● **What the task requires**: Copy each line of the entries that contains the word "ilegal".

● **Given information**:
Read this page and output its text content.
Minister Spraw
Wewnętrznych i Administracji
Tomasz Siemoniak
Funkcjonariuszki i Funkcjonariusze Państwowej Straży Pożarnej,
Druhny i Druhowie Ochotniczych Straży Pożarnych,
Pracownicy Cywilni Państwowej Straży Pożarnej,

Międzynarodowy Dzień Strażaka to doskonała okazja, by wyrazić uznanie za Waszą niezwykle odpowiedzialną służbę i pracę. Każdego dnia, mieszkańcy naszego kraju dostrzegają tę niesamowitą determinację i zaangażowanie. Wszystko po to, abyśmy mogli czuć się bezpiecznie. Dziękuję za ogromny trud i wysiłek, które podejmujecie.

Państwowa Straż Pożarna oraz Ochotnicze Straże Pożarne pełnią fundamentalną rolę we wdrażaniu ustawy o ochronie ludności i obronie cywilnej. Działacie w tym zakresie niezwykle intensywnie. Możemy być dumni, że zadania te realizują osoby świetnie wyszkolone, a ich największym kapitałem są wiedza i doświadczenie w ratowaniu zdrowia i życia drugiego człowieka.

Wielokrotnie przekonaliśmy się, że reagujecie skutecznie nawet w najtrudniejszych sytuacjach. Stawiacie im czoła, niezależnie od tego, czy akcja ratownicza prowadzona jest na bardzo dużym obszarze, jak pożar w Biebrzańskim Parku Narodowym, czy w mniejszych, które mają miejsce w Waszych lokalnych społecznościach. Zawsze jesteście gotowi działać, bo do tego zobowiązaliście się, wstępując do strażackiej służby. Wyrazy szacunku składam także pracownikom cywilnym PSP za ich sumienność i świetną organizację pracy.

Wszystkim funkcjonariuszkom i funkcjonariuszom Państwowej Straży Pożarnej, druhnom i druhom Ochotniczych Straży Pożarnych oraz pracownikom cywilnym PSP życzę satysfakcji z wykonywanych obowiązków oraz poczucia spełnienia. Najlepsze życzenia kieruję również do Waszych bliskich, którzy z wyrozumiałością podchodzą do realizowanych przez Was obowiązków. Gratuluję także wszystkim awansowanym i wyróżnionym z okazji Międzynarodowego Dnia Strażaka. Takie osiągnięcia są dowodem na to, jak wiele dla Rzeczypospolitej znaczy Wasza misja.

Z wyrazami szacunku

...

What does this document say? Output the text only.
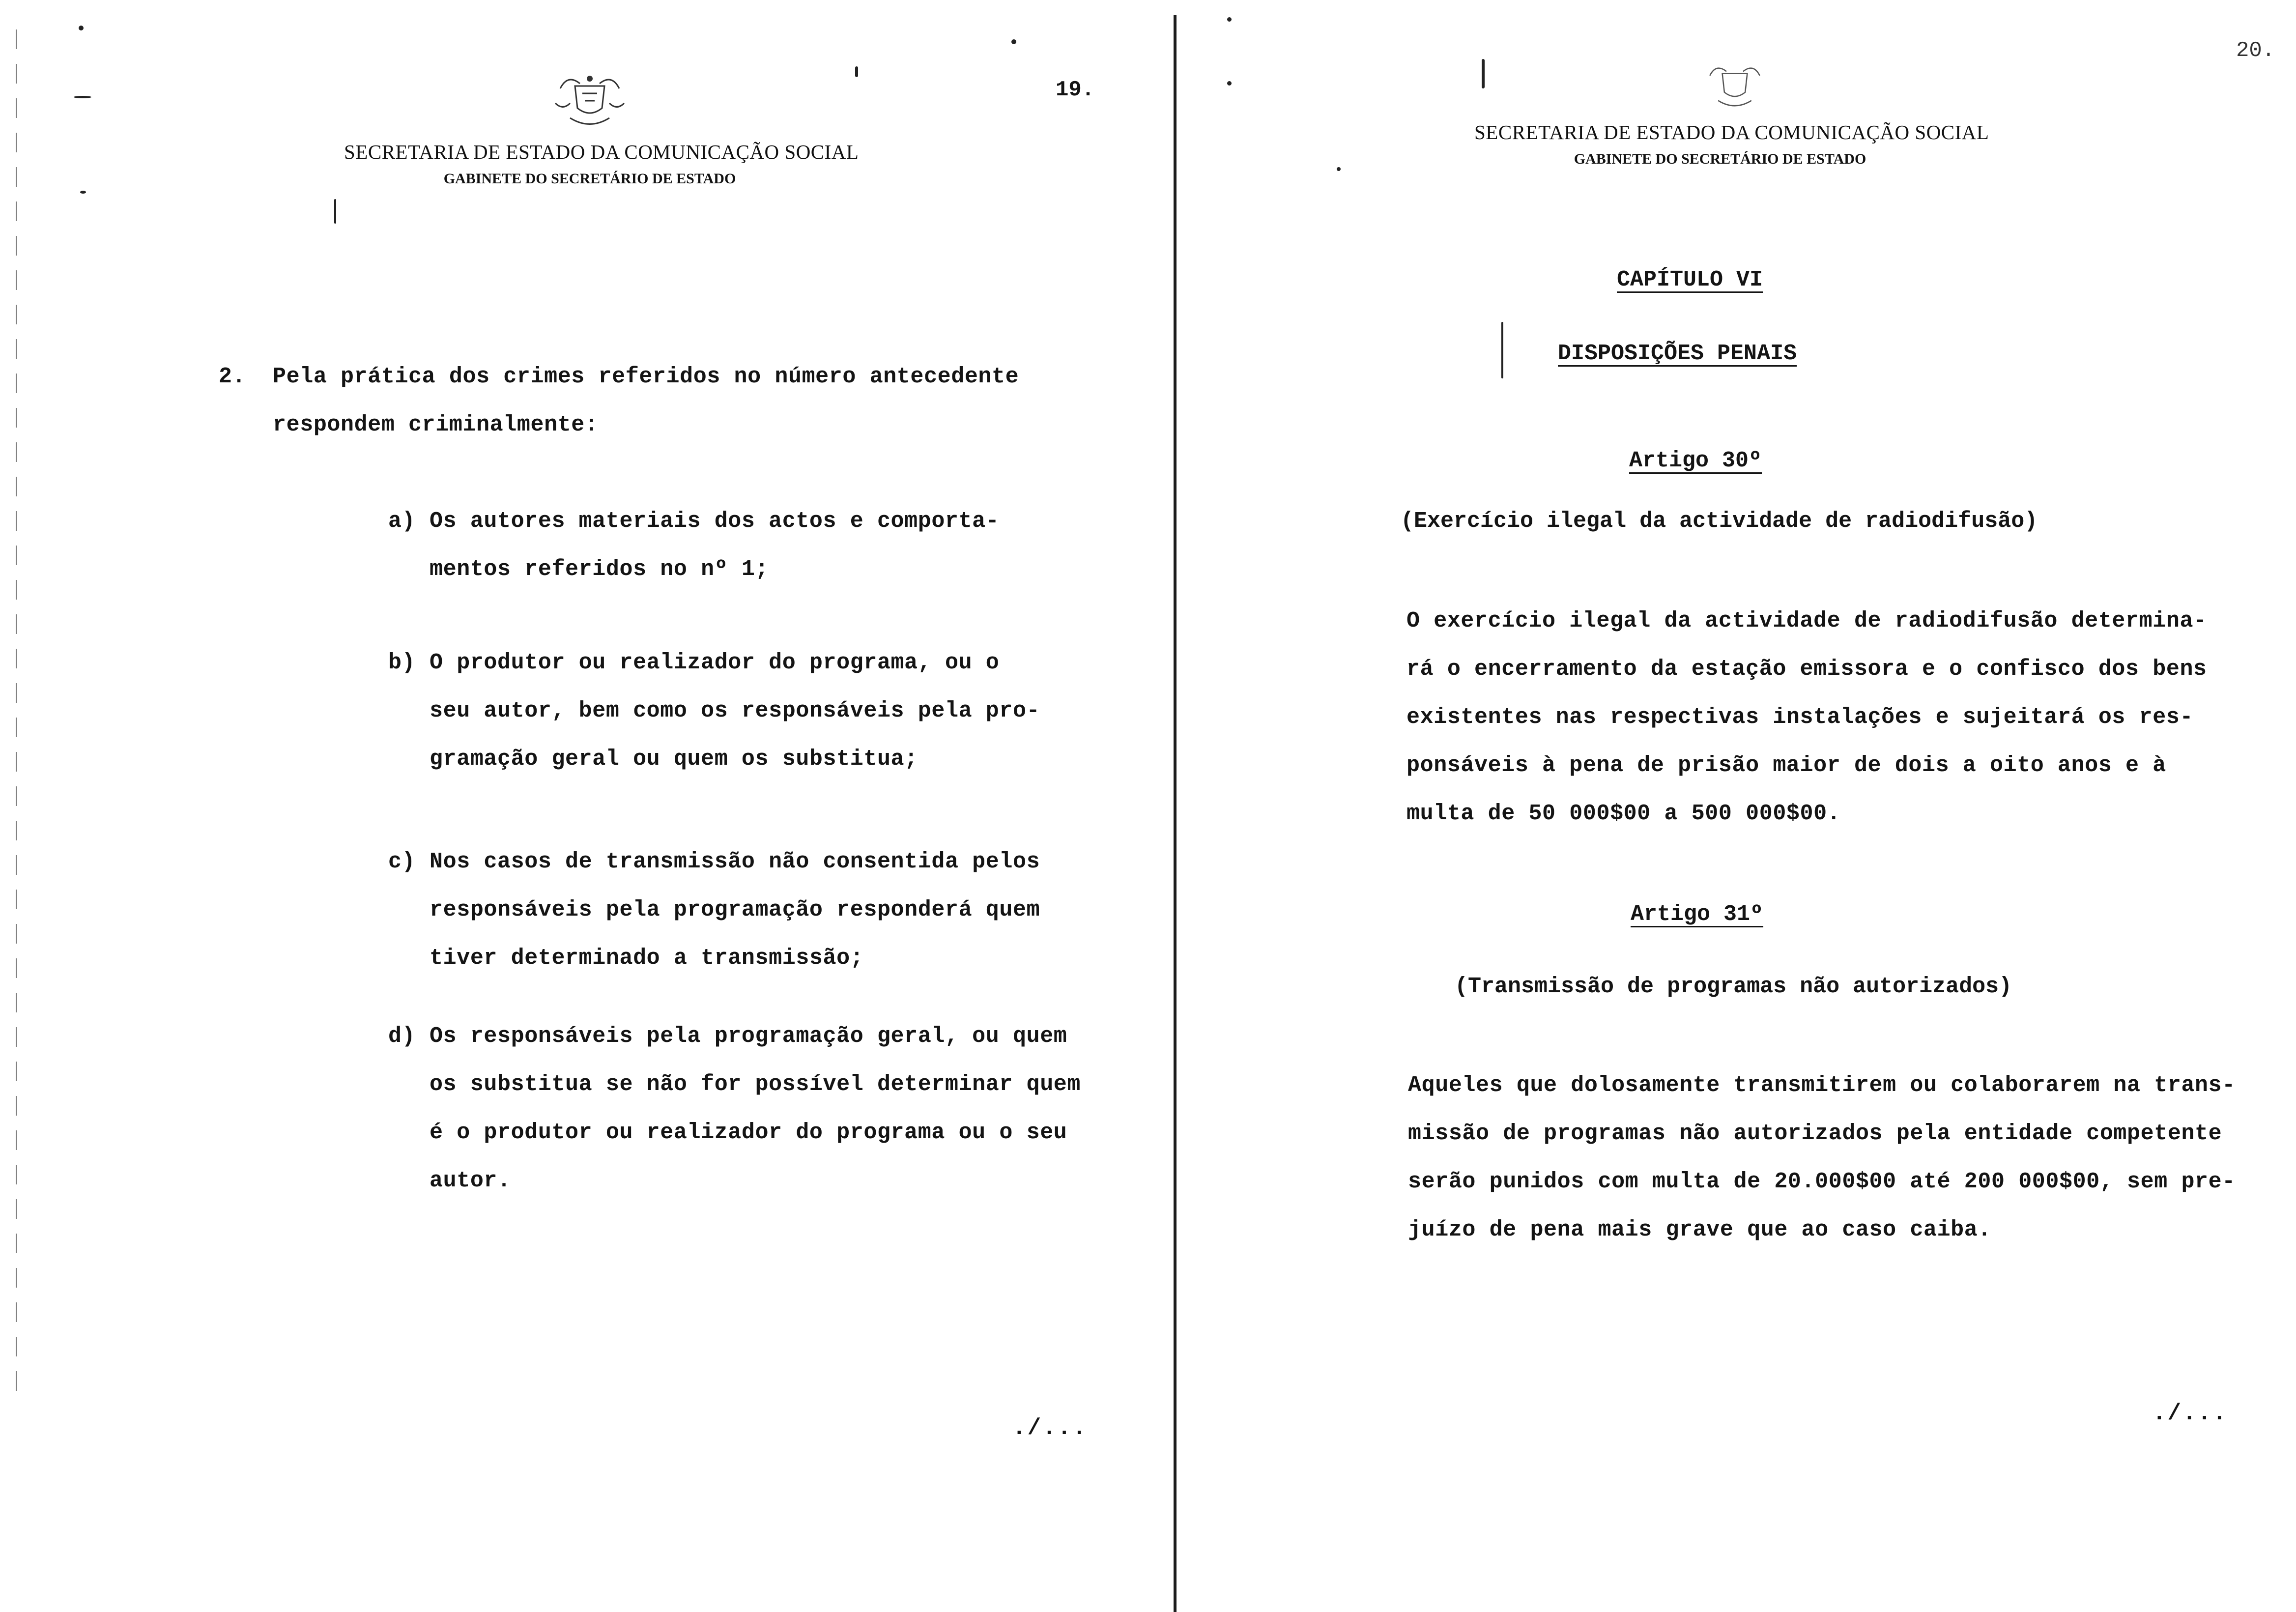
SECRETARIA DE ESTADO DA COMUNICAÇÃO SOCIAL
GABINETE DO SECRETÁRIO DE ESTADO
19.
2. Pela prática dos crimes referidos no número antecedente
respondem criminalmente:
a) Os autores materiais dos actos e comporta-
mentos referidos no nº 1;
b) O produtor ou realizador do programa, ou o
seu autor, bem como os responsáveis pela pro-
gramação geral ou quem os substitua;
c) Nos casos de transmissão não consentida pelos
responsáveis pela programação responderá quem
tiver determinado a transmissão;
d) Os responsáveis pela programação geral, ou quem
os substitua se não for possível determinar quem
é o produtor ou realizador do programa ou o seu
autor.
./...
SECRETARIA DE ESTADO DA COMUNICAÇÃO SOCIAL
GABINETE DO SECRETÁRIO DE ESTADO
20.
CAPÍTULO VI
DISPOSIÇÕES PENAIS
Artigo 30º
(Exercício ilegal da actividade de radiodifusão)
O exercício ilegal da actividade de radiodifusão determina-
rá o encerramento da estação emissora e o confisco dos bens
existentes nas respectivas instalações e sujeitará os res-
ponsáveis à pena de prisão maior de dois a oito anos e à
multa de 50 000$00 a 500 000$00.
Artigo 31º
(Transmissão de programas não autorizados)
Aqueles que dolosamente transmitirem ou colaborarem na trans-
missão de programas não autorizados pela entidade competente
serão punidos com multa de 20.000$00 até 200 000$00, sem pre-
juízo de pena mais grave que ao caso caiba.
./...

● **Solution to this problem**:
(Exercício ilegal da actividade de radiodifusão)
O exercício ilegal da actividade de radiodifusão determina-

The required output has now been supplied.